» STATED PROBLEM
Gather all lines in the data that hold the string "last".

» DATASET RECORDS

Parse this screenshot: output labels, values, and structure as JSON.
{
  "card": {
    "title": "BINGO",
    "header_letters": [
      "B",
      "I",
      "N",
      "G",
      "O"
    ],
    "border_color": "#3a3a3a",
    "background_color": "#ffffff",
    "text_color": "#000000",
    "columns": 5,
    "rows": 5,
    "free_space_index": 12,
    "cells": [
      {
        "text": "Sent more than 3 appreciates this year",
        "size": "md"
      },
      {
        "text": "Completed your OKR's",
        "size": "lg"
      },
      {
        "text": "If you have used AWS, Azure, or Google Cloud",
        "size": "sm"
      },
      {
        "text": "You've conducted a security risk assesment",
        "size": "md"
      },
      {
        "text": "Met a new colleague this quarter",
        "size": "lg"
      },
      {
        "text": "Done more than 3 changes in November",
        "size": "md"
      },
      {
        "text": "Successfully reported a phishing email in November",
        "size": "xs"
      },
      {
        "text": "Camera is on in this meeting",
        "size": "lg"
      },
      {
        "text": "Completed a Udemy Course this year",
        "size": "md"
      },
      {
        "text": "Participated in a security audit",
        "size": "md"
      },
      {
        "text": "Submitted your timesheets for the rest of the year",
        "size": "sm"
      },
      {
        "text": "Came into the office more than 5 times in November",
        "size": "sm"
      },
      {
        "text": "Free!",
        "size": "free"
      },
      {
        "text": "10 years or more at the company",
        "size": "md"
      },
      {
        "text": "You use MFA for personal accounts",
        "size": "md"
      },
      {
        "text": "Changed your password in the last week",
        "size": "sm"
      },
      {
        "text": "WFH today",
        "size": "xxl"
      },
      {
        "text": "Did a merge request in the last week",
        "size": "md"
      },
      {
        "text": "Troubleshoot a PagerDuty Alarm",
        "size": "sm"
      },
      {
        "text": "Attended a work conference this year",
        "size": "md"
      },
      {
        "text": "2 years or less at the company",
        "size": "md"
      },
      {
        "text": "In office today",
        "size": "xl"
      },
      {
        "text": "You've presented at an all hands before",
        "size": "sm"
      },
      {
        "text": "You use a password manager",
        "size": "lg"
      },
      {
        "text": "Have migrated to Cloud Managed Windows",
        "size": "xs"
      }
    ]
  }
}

» EXERCISE OUTPUT
        "text": "Changed your password in the last week",
        "text": "Did a merge request in the last week",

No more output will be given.